Only the pictures are omitted; repeat all other data exactly.

*Dataset extract*.
= = = =

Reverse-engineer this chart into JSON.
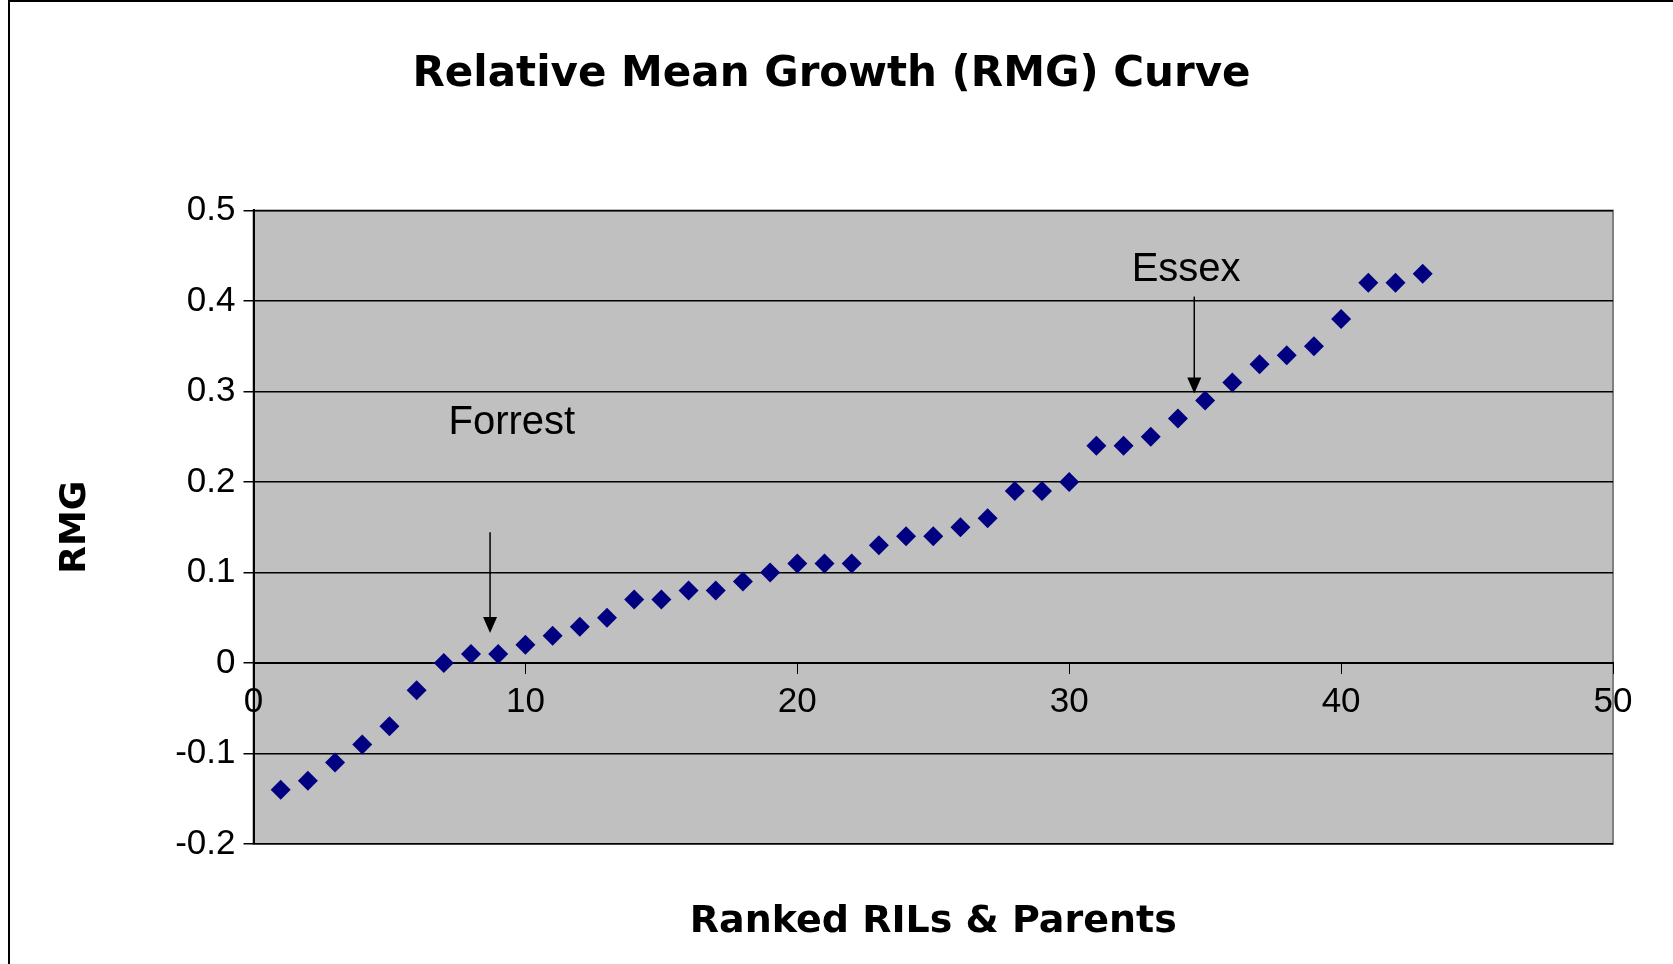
{
  "chart_data": {
    "type": "scatter",
    "title": "Relative Mean Growth (RMG) Curve",
    "xlabel": "Ranked RILs & Parents",
    "ylabel": "RMG",
    "x": [
      1,
      2,
      3,
      4,
      5,
      6,
      7,
      8,
      9,
      10,
      11,
      12,
      13,
      14,
      15,
      16,
      17,
      18,
      19,
      20,
      21,
      22,
      23,
      24,
      25,
      26,
      27,
      28,
      29,
      30,
      31,
      32,
      33,
      34,
      35,
      36,
      37,
      38,
      39,
      40,
      41,
      42,
      43
    ],
    "series": [
      {
        "color": "#000080",
        "values": [
          -0.14,
          -0.13,
          -0.11,
          -0.09,
          -0.07,
          -0.03,
          0,
          0.01,
          0.01,
          0.02,
          0.03,
          0.04,
          0.05,
          0.07,
          0.07,
          0.08,
          0.08,
          0.09,
          0.1,
          0.11,
          0.11,
          0.11,
          0.13,
          0.14,
          0.14,
          0.15,
          0.16,
          0.19,
          0.19,
          0.2,
          0.24,
          0.24,
          0.25,
          0.27,
          0.29,
          0.31,
          0.33,
          0.34,
          0.35,
          0.38,
          0.42,
          0.42,
          0.43
        ]
      }
    ],
    "xlim": [
      0,
      50
    ],
    "xticks": [
      0,
      10,
      20,
      30,
      40,
      50
    ],
    "ylim": [
      -0.2,
      0.5
    ],
    "yticks": [
      {
        "value": -0.2,
        "label": "-0.2"
      },
      {
        "value": -0.1,
        "label": "-0.1"
      },
      0,
      {
        "value": 0.1,
        "label": "0.1"
      },
      {
        "value": 0.2,
        "label": "0.2"
      },
      {
        "value": 0.3,
        "label": "0.3"
      },
      {
        "value": 0.4,
        "label": "0.4"
      },
      {
        "value": 0.5,
        "label": "0.5"
      }
    ],
    "grid": "y",
    "legend": false,
    "marker": "diamond",
    "annotations": [
      "Forrest",
      "Essex"
    ]
  }
}
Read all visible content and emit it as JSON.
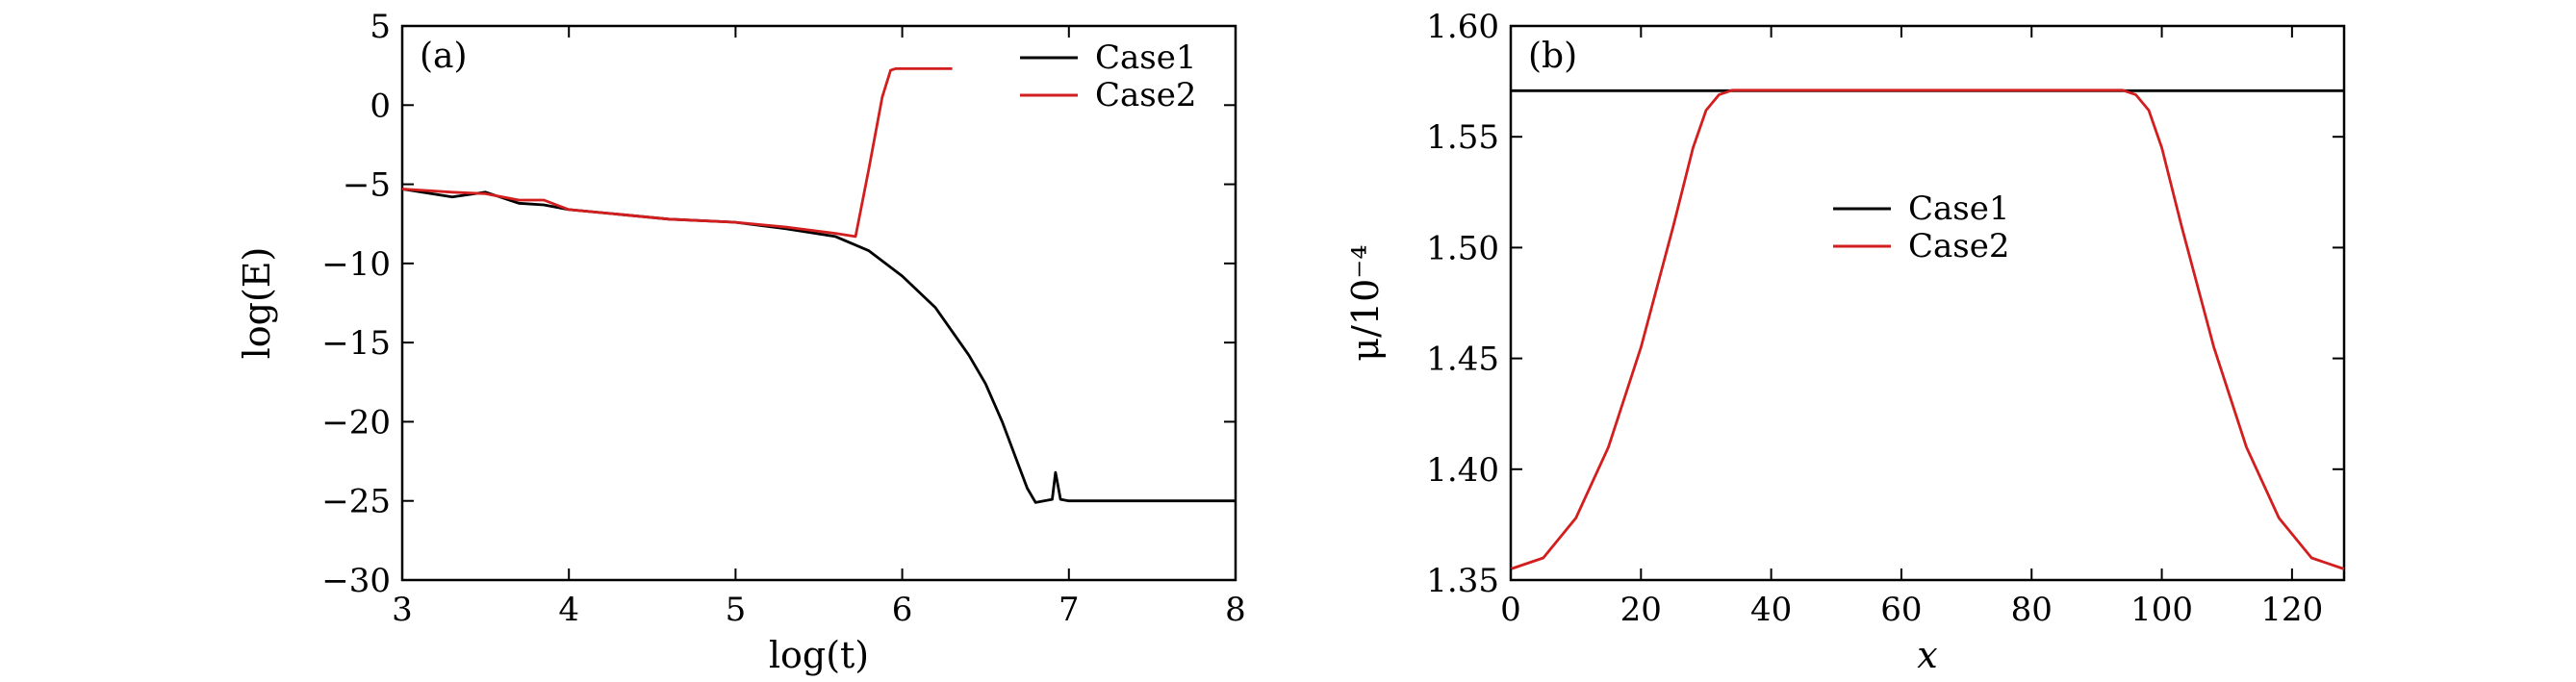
{
  "chart_data": [
    {
      "type": "line",
      "panel_label": "(a)",
      "xlabel": "log(t)",
      "ylabel": "log(E)",
      "xlim": [
        3,
        8
      ],
      "ylim": [
        -30,
        5
      ],
      "xticks": [
        "3",
        "4",
        "5",
        "6",
        "7",
        "8"
      ],
      "yticks": [
        "5",
        "0",
        "−5",
        "−10",
        "−15",
        "−20",
        "−25",
        "−30"
      ],
      "legend": "top-right",
      "grid": false,
      "series": [
        {
          "name": "Case1",
          "color": "#000000",
          "x": [
            3.0,
            3.3,
            3.5,
            3.7,
            3.85,
            4.0,
            4.3,
            4.6,
            5.0,
            5.3,
            5.6,
            5.8,
            6.0,
            6.2,
            6.4,
            6.5,
            6.6,
            6.7,
            6.75,
            6.8,
            6.85,
            6.9,
            6.92,
            6.95,
            7.0,
            7.3,
            7.6,
            8.0
          ],
          "y": [
            -5.3,
            -5.8,
            -5.5,
            -6.2,
            -6.3,
            -6.6,
            -6.9,
            -7.2,
            -7.4,
            -7.8,
            -8.3,
            -9.2,
            -10.8,
            -12.8,
            -15.8,
            -17.6,
            -20.0,
            -22.8,
            -24.2,
            -25.1,
            -25.0,
            -24.9,
            -23.2,
            -24.9,
            -25.0,
            -25.0,
            -25.0,
            -25.0
          ]
        },
        {
          "name": "Case2",
          "color": "#d21e1e",
          "x": [
            3.0,
            3.3,
            3.5,
            3.7,
            3.85,
            4.0,
            4.3,
            4.6,
            5.0,
            5.3,
            5.6,
            5.72,
            5.8,
            5.88,
            5.93,
            5.96,
            6.0,
            6.3
          ],
          "y": [
            -5.3,
            -5.5,
            -5.6,
            -6.0,
            -6.0,
            -6.6,
            -6.9,
            -7.2,
            -7.4,
            -7.7,
            -8.1,
            -8.3,
            -4.0,
            0.5,
            2.2,
            2.3,
            2.3,
            2.3
          ]
        }
      ]
    },
    {
      "type": "line",
      "panel_label": "(b)",
      "xlabel": "x",
      "ylabel": "μ/10⁻⁴",
      "xlim": [
        0,
        128
      ],
      "ylim": [
        1.35,
        1.6
      ],
      "xticks": [
        "0",
        "20",
        "40",
        "60",
        "80",
        "100",
        "120"
      ],
      "yticks": [
        "1.60",
        "1.55",
        "1.50",
        "1.45",
        "1.40",
        "1.35"
      ],
      "legend": "center",
      "grid": false,
      "series": [
        {
          "name": "Case1",
          "color": "#000000",
          "x": [
            0,
            128
          ],
          "y": [
            1.5708,
            1.5708
          ]
        },
        {
          "name": "Case2",
          "color": "#d21e1e",
          "x": [
            0,
            5,
            10,
            15,
            20,
            25,
            28,
            30,
            32,
            34,
            36,
            40,
            60,
            80,
            92,
            94,
            96,
            98,
            100,
            103,
            108,
            113,
            118,
            123,
            128
          ],
          "y": [
            1.355,
            1.36,
            1.378,
            1.41,
            1.455,
            1.51,
            1.545,
            1.562,
            1.569,
            1.571,
            1.571,
            1.571,
            1.571,
            1.571,
            1.571,
            1.571,
            1.569,
            1.562,
            1.545,
            1.51,
            1.455,
            1.41,
            1.378,
            1.36,
            1.355
          ]
        }
      ]
    }
  ]
}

= = = =

*Solution*.
Reverse-engineer this chart into JSON.
{
  "chart_data": {
    "type": "scatter",
    "title": "Relative Mean Growth (RMG) Curve",
    "xlabel": "Ranked RILs & Parents",
    "ylabel": "RMG",
    "x": [
      1,
      2,
      3,
      4,
      5,
      6,
      7,
      8,
      9,
      10,
      11,
      12,
      13,
      14,
      15,
      16,
      17,
      18,
      19,
      20,
      21,
      22,
      23,
      24,
      25,
      26,
      27,
      28,
      29,
      30,
      31,
      32,
      33,
      34,
      35,
      36,
      37,
      38,
      39,
      40,
      41,
      42,
      43
    ],
    "series": [
      {
        "color": "#000080",
        "values": [
          -0.14,
          -0.13,
          -0.11,
          -0.09,
          -0.07,
          -0.03,
          0,
          0.01,
          0.01,
          0.02,
          0.03,
          0.04,
          0.05,
          0.07,
          0.07,
          0.08,
          0.08,
          0.09,
          0.1,
          0.11,
          0.11,
          0.11,
          0.13,
          0.14,
          0.14,
          0.15,
          0.16,
          0.19,
          0.19,
          0.2,
          0.24,
          0.24,
          0.25,
          0.27,
          0.29,
          0.31,
          0.33,
          0.34,
          0.35,
          0.38,
          0.42,
          0.42,
          0.43
        ]
      }
    ],
    "xlim": [
      0,
      50
    ],
    "xticks": [
      0,
      10,
      20,
      30,
      40,
      50
    ],
    "ylim": [
      -0.2,
      0.5
    ],
    "yticks": [
      {
        "value": -0.2,
        "label": "-0.2"
      },
      {
        "value": -0.1,
        "label": "-0.1"
      },
      0,
      {
        "value": 0.1,
        "label": "0.1"
      },
      {
        "value": 0.2,
        "label": "0.2"
      },
      {
        "value": 0.3,
        "label": "0.3"
      },
      {
        "value": 0.4,
        "label": "0.4"
      },
      {
        "value": 0.5,
        "label": "0.5"
      }
    ],
    "grid": "y",
    "legend": false,
    "marker": "diamond",
    "annotations": [
      "Forrest",
      "Essex"
    ]
  }
}
Read all visible content and emit it as JSON.
{
  "chart_data": [
    {
      "type": "line",
      "panel_label": "(a)",
      "xlabel": "log(t)",
      "ylabel": "log(E)",
      "xlim": [
        3,
        8
      ],
      "ylim": [
        -30,
        5
      ],
      "xticks": [
        "3",
        "4",
        "5",
        "6",
        "7",
        "8"
      ],
      "yticks": [
        "5",
        "0",
        "−5",
        "−10",
        "−15",
        "−20",
        "−25",
        "−30"
      ],
      "legend": "top-right",
      "grid": false,
      "series": [
        {
          "name": "Case1",
          "color": "#000000",
          "x": [
            3.0,
            3.3,
            3.5,
            3.7,
            3.85,
            4.0,
            4.3,
            4.6,
            5.0,
            5.3,
            5.6,
            5.8,
            6.0,
            6.2,
            6.4,
            6.5,
            6.6,
            6.7,
            6.75,
            6.8,
            6.85,
            6.9,
            6.92,
            6.95,
            7.0,
            7.3,
            7.6,
            8.0
          ],
          "y": [
            -5.3,
            -5.8,
            -5.5,
            -6.2,
            -6.3,
            -6.6,
            -6.9,
            -7.2,
            -7.4,
            -7.8,
            -8.3,
            -9.2,
            -10.8,
            -12.8,
            -15.8,
            -17.6,
            -20.0,
            -22.8,
            -24.2,
            -25.1,
            -25.0,
            -24.9,
            -23.2,
            -24.9,
            -25.0,
            -25.0,
            -25.0,
            -25.0
          ]
        },
        {
          "name": "Case2",
          "color": "#d21e1e",
          "x": [
            3.0,
            3.3,
            3.5,
            3.7,
            3.85,
            4.0,
            4.3,
            4.6,
            5.0,
            5.3,
            5.6,
            5.72,
            5.8,
            5.88,
            5.93,
            5.96,
            6.0,
            6.3
          ],
          "y": [
            -5.3,
            -5.5,
            -5.6,
            -6.0,
            -6.0,
            -6.6,
            -6.9,
            -7.2,
            -7.4,
            -7.7,
            -8.1,
            -8.3,
            -4.0,
            0.5,
            2.2,
            2.3,
            2.3,
            2.3
          ]
        }
      ]
    },
    {
      "type": "line",
      "panel_label": "(b)",
      "xlabel": "x",
      "ylabel": "μ/10⁻⁴",
      "xlim": [
        0,
        128
      ],
      "ylim": [
        1.35,
        1.6
      ],
      "xticks": [
        "0",
        "20",
        "40",
        "60",
        "80",
        "100",
        "120"
      ],
      "yticks": [
        "1.60",
        "1.55",
        "1.50",
        "1.45",
        "1.40",
        "1.35"
      ],
      "legend": "center",
      "grid": false,
      "series": [
        {
          "name": "Case1",
          "color": "#000000",
          "x": [
            0,
            128
          ],
          "y": [
            1.5708,
            1.5708
          ]
        },
        {
          "name": "Case2",
          "color": "#d21e1e",
          "x": [
            0,
            5,
            10,
            15,
            20,
            25,
            28,
            30,
            32,
            34,
            36,
            40,
            60,
            80,
            92,
            94,
            96,
            98,
            100,
            103,
            108,
            113,
            118,
            123,
            128
          ],
          "y": [
            1.355,
            1.36,
            1.378,
            1.41,
            1.455,
            1.51,
            1.545,
            1.562,
            1.569,
            1.571,
            1.571,
            1.571,
            1.571,
            1.571,
            1.571,
            1.571,
            1.569,
            1.562,
            1.545,
            1.51,
            1.455,
            1.41,
            1.378,
            1.36,
            1.355
          ]
        }
      ]
    }
  ]
}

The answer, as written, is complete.